• [What is expected]
Every line of the following records that includes "treatment" should be copied.

• [Data extracts]
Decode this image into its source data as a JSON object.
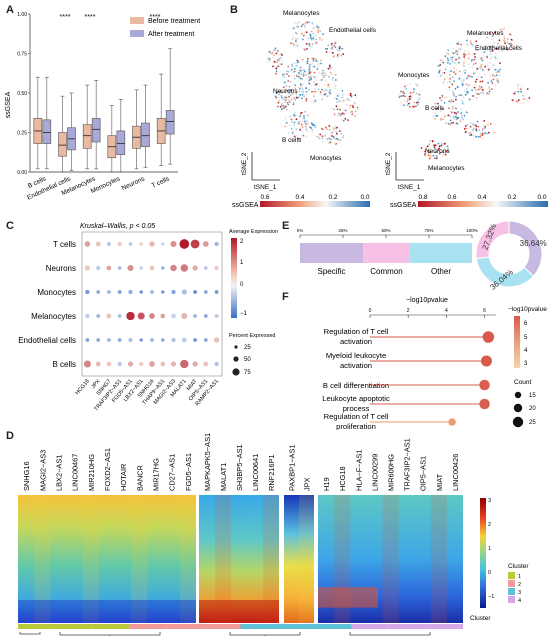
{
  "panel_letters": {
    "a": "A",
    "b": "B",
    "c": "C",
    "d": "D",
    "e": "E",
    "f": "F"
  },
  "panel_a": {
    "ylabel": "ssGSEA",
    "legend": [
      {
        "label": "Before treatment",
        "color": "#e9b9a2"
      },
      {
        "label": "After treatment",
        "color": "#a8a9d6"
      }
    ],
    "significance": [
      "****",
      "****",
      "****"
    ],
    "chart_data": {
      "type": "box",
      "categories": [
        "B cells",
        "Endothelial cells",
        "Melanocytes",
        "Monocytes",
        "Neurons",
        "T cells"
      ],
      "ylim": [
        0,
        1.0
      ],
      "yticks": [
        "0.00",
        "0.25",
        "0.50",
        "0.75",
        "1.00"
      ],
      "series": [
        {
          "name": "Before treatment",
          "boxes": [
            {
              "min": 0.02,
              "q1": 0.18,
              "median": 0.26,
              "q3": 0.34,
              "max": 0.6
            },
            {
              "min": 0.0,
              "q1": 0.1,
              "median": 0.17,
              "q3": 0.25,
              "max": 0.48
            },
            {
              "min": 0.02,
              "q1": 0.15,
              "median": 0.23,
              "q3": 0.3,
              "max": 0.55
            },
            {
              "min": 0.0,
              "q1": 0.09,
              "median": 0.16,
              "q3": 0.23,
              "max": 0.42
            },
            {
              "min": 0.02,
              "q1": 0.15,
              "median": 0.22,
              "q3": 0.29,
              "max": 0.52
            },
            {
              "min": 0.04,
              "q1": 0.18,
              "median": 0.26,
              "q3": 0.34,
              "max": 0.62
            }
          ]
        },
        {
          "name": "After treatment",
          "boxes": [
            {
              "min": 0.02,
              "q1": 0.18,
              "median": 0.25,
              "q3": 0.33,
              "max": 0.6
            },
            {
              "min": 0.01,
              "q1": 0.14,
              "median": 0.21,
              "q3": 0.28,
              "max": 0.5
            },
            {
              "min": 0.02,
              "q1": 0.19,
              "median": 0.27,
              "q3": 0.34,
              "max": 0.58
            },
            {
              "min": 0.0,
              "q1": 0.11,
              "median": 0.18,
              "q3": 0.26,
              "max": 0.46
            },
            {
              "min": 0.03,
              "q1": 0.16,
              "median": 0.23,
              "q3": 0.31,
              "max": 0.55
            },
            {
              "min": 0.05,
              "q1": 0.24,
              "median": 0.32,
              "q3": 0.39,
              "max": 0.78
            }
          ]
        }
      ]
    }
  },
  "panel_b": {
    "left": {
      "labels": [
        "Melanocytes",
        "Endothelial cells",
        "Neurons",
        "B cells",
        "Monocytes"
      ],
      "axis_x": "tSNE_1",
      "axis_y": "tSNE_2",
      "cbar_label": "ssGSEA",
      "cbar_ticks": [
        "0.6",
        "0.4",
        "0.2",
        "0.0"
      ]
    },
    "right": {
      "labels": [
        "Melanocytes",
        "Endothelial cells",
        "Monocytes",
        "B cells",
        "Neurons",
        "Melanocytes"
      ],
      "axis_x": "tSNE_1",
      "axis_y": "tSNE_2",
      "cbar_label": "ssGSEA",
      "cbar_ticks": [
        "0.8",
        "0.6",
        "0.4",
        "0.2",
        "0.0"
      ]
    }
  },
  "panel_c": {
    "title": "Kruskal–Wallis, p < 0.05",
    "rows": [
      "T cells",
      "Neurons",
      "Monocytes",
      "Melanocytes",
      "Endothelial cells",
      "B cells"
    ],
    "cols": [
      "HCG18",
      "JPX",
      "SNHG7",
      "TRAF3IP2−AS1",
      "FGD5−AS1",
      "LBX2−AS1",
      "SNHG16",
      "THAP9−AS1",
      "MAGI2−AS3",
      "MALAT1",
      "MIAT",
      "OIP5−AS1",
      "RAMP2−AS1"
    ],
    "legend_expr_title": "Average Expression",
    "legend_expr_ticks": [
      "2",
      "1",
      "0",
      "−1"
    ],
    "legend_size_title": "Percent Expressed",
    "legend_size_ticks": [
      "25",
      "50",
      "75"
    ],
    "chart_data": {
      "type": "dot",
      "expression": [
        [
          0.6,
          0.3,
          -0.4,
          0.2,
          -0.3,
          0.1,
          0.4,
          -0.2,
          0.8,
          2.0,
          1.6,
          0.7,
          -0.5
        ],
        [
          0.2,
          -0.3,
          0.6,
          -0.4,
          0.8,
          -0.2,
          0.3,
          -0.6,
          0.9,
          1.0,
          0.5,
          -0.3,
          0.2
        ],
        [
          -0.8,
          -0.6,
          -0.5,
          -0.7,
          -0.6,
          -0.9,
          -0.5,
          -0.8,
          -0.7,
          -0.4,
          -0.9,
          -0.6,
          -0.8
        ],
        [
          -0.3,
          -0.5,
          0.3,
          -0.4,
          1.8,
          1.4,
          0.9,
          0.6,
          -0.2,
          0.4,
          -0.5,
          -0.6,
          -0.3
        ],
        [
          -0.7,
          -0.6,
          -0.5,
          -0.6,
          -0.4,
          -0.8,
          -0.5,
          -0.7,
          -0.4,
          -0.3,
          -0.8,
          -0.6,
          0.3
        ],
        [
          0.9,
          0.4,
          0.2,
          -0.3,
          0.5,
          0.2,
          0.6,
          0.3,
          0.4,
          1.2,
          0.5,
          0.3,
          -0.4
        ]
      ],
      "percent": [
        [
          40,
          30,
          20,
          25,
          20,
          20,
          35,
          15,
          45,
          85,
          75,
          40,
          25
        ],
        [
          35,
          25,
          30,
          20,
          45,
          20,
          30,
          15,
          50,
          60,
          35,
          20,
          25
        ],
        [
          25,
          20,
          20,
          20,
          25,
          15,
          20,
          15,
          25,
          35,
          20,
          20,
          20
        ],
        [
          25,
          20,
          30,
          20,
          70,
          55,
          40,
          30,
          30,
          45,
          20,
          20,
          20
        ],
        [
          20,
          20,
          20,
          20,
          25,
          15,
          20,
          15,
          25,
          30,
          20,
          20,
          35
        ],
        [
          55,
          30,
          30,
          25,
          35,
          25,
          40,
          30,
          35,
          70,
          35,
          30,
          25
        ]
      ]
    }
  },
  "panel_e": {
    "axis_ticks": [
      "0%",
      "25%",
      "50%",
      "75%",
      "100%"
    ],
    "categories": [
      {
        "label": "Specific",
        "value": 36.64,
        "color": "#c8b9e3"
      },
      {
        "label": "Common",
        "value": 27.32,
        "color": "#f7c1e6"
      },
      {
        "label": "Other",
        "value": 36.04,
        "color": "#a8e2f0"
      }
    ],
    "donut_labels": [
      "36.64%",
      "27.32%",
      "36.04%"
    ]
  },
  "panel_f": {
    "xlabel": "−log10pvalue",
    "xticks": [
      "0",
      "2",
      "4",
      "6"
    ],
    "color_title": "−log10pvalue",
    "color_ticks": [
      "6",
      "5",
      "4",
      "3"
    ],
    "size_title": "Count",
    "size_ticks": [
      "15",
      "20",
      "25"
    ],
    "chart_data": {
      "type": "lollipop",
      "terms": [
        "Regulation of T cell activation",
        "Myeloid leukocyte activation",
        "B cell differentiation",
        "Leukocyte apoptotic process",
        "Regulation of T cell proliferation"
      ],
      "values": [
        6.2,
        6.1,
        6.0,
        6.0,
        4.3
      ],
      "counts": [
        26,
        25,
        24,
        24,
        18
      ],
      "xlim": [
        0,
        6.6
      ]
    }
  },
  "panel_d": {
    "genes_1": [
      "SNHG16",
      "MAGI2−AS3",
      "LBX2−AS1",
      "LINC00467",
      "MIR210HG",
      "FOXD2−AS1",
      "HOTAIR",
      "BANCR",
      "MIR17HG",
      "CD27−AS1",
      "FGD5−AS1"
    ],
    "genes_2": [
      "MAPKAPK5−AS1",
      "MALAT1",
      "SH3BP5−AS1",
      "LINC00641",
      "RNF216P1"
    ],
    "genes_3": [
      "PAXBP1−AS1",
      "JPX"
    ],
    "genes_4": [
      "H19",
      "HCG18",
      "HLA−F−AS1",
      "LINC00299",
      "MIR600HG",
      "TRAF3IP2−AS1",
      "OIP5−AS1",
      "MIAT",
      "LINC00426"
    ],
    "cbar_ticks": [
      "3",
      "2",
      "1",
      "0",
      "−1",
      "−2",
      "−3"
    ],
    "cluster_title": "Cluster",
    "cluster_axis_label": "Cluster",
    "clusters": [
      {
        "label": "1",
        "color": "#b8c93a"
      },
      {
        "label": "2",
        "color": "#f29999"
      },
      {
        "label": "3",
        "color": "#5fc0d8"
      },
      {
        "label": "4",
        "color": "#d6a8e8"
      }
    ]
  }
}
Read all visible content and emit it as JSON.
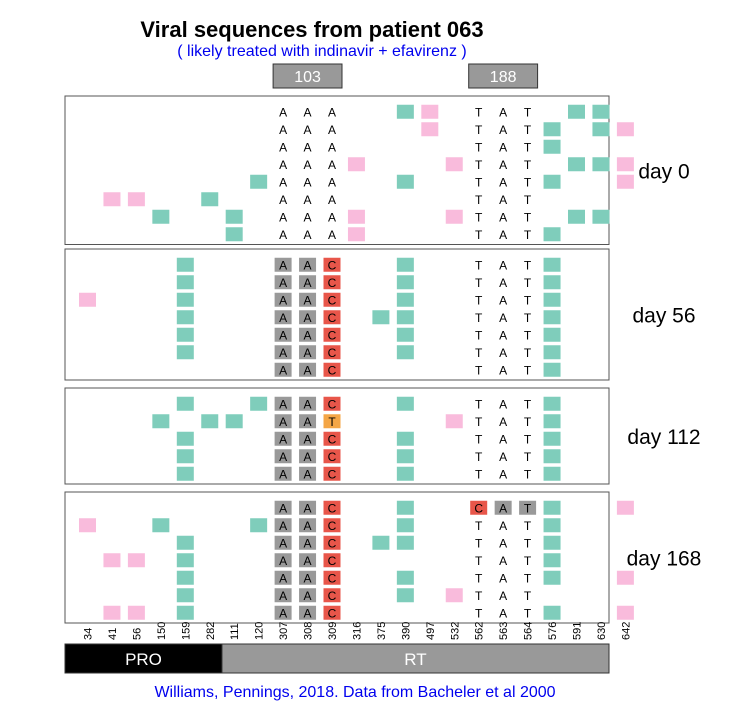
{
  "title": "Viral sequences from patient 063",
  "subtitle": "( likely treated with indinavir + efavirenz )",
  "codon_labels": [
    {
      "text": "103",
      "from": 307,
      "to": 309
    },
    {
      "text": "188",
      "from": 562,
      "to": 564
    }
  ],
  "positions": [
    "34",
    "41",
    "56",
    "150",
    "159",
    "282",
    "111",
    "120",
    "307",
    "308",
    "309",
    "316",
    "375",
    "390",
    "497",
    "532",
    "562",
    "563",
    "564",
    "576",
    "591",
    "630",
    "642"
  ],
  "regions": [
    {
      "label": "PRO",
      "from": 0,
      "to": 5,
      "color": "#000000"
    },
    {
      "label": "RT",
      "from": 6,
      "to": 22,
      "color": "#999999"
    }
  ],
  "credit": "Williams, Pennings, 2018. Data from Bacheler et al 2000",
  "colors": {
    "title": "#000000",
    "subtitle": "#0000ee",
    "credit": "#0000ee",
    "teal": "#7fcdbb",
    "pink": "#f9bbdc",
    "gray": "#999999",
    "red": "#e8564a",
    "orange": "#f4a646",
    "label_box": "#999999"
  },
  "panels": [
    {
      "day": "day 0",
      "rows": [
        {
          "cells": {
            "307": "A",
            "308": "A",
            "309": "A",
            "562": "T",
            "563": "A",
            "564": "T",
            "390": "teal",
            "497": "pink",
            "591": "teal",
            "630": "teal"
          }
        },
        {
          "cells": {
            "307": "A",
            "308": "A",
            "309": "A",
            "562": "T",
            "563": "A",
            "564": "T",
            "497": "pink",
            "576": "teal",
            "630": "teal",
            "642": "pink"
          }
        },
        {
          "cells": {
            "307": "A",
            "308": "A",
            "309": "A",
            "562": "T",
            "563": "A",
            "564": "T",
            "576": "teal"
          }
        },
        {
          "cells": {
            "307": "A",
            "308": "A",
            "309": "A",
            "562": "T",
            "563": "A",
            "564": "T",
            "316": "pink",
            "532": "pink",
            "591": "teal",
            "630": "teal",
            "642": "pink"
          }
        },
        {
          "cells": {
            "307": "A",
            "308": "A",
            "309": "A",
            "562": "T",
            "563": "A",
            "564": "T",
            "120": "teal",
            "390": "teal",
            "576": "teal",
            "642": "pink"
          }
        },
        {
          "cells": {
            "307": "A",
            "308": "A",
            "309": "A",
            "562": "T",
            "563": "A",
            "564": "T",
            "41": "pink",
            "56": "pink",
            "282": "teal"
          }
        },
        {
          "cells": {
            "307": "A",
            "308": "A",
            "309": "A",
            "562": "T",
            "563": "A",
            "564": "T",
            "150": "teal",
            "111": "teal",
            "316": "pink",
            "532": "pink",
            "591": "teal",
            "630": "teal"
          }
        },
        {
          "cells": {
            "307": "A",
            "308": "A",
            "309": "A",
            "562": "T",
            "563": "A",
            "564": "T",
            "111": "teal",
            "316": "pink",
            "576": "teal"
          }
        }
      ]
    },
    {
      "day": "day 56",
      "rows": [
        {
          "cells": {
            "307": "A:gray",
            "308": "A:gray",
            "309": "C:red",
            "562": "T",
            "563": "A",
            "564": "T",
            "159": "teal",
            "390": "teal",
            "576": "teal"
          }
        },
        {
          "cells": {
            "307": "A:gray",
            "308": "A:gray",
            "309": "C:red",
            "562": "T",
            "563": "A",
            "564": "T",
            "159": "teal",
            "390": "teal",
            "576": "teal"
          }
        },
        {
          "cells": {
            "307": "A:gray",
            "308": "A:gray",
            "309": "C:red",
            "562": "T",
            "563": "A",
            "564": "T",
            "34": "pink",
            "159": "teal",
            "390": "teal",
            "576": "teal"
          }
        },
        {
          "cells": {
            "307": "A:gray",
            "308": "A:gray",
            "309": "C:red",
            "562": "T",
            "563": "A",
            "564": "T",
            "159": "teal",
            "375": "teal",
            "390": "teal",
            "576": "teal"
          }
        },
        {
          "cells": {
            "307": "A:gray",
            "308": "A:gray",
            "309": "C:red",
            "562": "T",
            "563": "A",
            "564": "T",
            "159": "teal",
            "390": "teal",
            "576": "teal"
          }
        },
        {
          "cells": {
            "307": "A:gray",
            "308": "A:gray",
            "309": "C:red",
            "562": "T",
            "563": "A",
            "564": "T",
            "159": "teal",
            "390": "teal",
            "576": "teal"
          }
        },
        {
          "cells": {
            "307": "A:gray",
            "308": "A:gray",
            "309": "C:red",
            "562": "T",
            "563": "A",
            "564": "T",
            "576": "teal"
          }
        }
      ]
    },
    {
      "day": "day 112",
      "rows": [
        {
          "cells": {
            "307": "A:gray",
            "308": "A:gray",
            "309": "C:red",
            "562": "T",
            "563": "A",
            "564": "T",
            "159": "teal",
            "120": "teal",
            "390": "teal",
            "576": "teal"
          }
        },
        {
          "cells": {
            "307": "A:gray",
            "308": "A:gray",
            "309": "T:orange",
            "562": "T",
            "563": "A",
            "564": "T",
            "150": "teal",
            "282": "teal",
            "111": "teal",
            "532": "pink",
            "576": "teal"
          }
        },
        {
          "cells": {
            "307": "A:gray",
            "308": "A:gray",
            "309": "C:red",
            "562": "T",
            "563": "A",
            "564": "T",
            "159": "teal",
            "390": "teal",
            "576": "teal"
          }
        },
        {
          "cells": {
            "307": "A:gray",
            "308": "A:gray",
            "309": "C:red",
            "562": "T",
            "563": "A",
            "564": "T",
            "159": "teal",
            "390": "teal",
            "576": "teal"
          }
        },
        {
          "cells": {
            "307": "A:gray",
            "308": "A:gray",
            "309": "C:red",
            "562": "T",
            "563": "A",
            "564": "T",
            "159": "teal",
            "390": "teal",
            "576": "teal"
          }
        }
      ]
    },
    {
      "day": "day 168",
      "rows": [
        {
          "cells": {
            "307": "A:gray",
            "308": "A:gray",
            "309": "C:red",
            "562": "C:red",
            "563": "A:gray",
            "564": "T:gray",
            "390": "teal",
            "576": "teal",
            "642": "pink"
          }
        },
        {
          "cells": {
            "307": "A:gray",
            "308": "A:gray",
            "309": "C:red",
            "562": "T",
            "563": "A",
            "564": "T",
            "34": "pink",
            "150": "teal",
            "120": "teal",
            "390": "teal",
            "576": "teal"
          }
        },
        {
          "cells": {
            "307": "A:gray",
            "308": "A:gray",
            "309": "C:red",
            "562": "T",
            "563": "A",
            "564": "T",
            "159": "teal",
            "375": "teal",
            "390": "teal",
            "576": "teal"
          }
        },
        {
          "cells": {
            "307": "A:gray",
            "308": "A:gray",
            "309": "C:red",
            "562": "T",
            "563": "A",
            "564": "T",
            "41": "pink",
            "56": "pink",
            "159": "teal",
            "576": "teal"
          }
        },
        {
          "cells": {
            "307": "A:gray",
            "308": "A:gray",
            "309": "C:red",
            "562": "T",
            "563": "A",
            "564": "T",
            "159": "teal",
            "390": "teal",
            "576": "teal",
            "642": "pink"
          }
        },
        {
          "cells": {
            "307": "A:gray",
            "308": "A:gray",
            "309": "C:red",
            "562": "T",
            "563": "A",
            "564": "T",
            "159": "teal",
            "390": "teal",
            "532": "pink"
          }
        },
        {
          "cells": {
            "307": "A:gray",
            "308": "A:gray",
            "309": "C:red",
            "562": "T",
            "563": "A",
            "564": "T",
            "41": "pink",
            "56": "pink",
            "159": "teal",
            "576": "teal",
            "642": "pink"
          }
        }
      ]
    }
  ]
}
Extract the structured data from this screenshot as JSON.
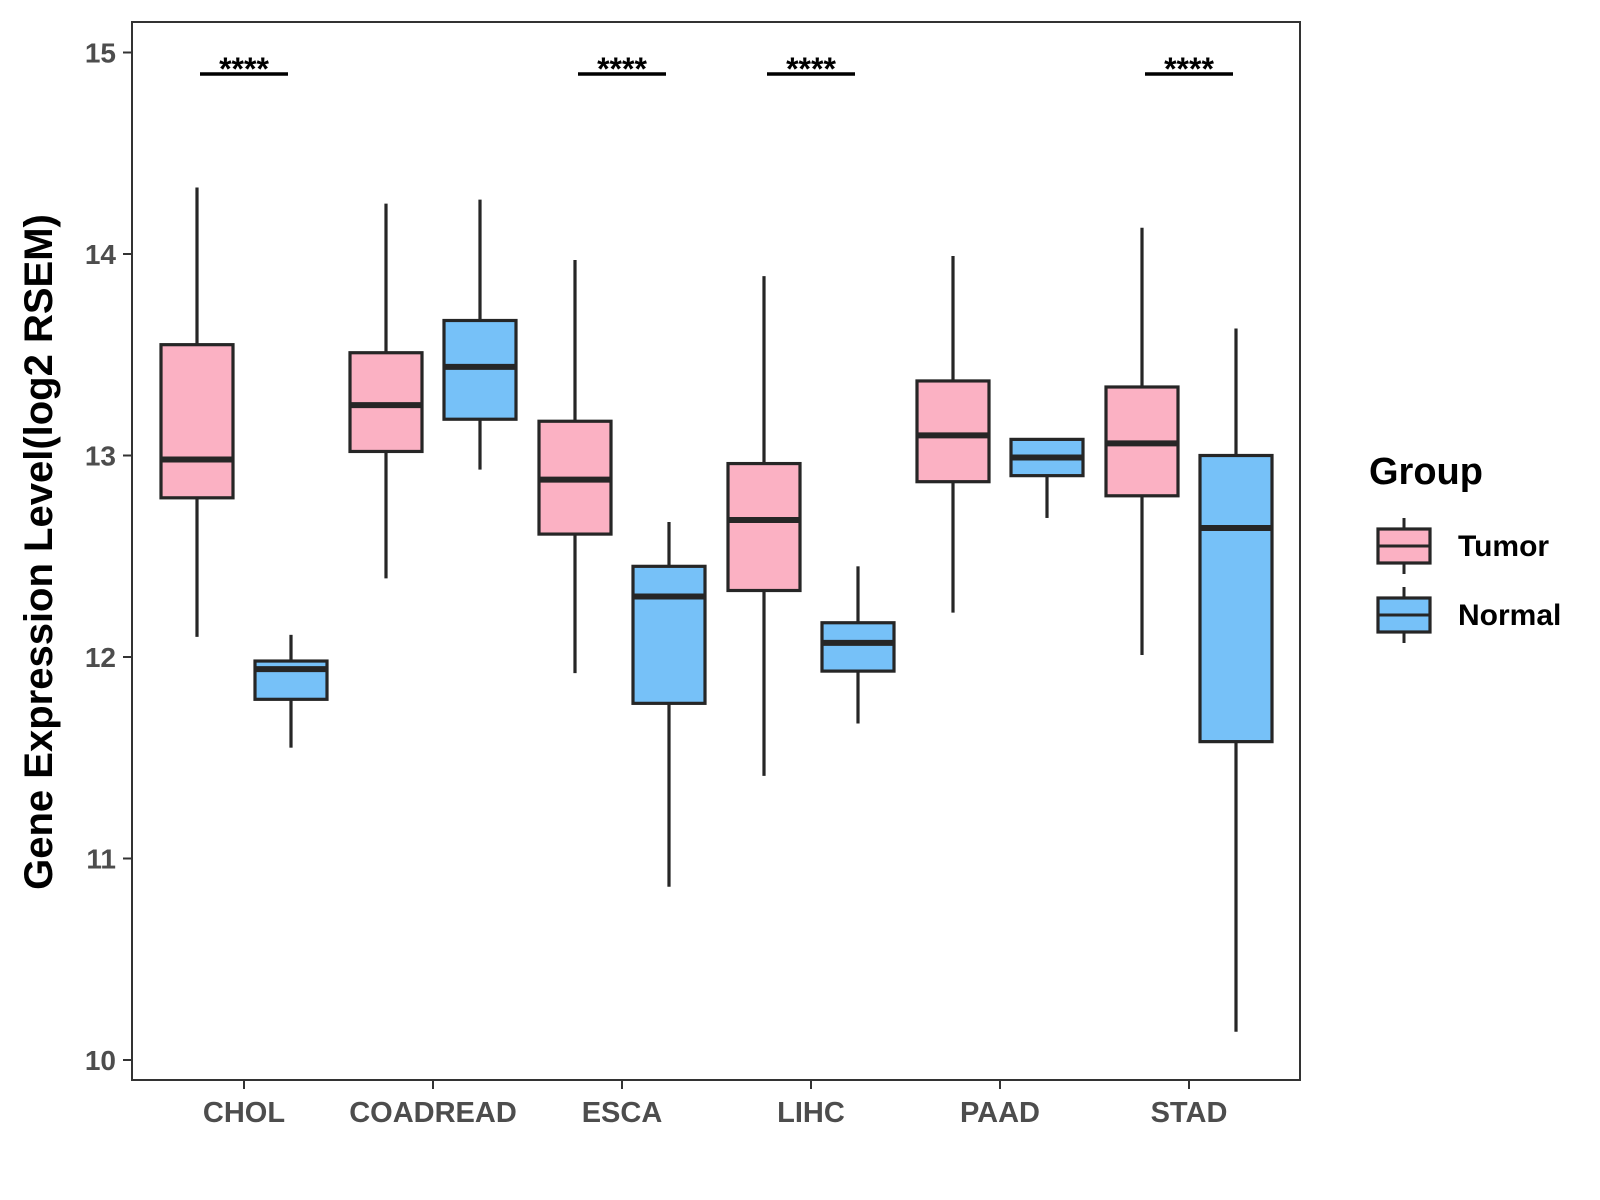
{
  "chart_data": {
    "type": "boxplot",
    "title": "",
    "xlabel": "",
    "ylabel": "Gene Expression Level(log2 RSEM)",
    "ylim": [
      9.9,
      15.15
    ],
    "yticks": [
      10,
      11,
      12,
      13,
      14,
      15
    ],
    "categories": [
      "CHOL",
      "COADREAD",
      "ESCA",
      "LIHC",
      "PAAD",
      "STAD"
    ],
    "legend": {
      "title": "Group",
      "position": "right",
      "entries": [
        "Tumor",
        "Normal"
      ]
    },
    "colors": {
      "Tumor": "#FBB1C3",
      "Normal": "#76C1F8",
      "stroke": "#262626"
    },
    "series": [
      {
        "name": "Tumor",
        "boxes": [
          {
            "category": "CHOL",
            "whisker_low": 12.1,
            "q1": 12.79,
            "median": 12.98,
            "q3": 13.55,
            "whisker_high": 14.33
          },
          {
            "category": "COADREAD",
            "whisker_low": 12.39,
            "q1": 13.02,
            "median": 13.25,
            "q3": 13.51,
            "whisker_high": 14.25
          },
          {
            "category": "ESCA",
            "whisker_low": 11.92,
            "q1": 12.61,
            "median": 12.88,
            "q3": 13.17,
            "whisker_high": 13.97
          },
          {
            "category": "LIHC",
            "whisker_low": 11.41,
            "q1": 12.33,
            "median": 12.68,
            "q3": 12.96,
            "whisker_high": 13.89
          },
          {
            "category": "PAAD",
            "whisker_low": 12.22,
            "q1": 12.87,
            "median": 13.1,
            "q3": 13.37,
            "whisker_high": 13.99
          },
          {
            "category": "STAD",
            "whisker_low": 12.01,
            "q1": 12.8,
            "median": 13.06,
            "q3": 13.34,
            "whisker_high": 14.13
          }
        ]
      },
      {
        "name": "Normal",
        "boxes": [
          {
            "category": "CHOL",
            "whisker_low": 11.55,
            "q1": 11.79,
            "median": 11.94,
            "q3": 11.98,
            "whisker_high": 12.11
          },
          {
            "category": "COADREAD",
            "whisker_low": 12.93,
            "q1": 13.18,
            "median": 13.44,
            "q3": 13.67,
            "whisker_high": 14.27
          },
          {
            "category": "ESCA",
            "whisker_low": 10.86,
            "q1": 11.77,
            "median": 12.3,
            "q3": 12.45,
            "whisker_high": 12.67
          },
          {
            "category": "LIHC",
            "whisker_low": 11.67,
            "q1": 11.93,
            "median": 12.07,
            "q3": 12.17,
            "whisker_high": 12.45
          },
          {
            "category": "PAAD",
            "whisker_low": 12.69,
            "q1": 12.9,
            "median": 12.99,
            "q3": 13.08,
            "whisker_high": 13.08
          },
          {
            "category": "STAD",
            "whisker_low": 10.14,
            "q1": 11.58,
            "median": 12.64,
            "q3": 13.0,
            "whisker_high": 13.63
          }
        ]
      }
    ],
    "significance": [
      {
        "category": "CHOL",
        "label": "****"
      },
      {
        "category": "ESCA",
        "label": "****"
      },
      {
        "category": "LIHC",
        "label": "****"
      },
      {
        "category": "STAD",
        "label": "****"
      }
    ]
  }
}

• [Exercise output]
        "label": "Before treatment",
        "label": "After treatment",
          "name": "Before treatment",
          "name": "After treatment",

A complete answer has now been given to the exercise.